- [Dataset entries]:
--- --- ---

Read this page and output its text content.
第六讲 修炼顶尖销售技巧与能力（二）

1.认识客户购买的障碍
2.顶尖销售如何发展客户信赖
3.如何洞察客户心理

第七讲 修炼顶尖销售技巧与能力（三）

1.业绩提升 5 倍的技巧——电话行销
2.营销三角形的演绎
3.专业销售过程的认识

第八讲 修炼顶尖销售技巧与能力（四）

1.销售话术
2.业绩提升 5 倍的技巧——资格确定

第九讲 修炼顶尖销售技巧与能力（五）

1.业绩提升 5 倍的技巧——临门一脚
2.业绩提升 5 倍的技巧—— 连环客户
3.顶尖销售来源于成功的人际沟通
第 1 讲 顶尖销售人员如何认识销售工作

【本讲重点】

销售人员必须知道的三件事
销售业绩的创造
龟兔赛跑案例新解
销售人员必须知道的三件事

--- --- ---

Look through the data above. Find each line with the string "倍的技巧" and copy it.

1.业绩提升 5 倍的技巧——电话行销
2.业绩提升 5 倍的技巧——资格确定
1.业绩提升 5 倍的技巧——临门一脚
2.业绩提升 5 倍的技巧—— 连环客户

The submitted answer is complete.